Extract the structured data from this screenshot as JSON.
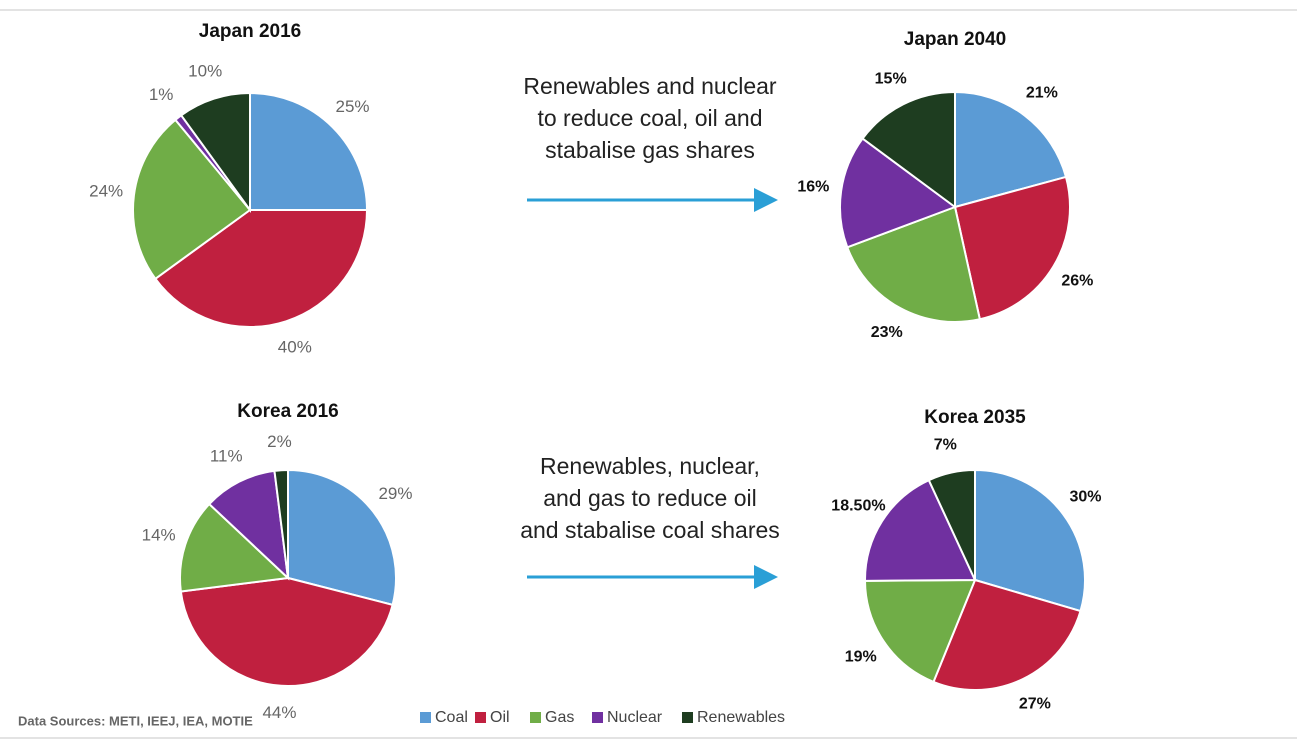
{
  "chart_data": [
    {
      "type": "pie",
      "title": "Japan 2016",
      "categories": [
        "Coal",
        "Oil",
        "Gas",
        "Nuclear",
        "Renewables"
      ],
      "values": [
        25,
        40,
        24,
        1,
        10
      ],
      "value_labels": [
        "25%",
        "40%",
        "24%",
        "1%",
        "10%"
      ],
      "colors": [
        "#5b9bd5",
        "#c0203f",
        "#70ad47",
        "#7030a0",
        "#1e3d20"
      ]
    },
    {
      "type": "pie",
      "title": "Japan  2040",
      "categories": [
        "Coal",
        "Oil",
        "Gas",
        "Nuclear",
        "Renewables"
      ],
      "values": [
        21,
        26,
        23,
        16,
        15
      ],
      "value_labels": [
        "21%",
        "26%",
        "23%",
        "16%",
        "15%"
      ],
      "colors": [
        "#5b9bd5",
        "#c0203f",
        "#70ad47",
        "#7030a0",
        "#1e3d20"
      ]
    },
    {
      "type": "pie",
      "title": "Korea 2016",
      "categories": [
        "Coal",
        "Oil",
        "Gas",
        "Nuclear",
        "Renewables"
      ],
      "values": [
        29,
        44,
        14,
        11,
        2
      ],
      "value_labels": [
        "29%",
        "44%",
        "14%",
        "11%",
        "2%"
      ],
      "colors": [
        "#5b9bd5",
        "#c0203f",
        "#70ad47",
        "#7030a0",
        "#1e3d20"
      ]
    },
    {
      "type": "pie",
      "title": "Korea 2035",
      "categories": [
        "Coal",
        "Oil",
        "Gas",
        "Nuclear",
        "Renewables"
      ],
      "values": [
        30,
        27,
        19,
        18.5,
        7
      ],
      "value_labels": [
        "30%",
        "27%",
        "19%",
        "18.50%",
        "7%"
      ],
      "colors": [
        "#5b9bd5",
        "#c0203f",
        "#70ad47",
        "#7030a0",
        "#1e3d20"
      ]
    }
  ],
  "annotations": [
    {
      "lines": [
        "Renewables and nuclear",
        "to reduce coal, oil and",
        "stabalise gas shares"
      ]
    },
    {
      "lines": [
        "Renewables, nuclear,",
        "and gas to reduce oil",
        "and stabalise coal shares"
      ]
    }
  ],
  "source": "Data Sources: METI, IEEJ, IEA, MOTIE"
}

** WHAT YOU HAVE TO DO **
Among the lines of the data above, determine how many contain the word "title". Report the number alone.

** SOLUTION TO THIS EXERCISE **
4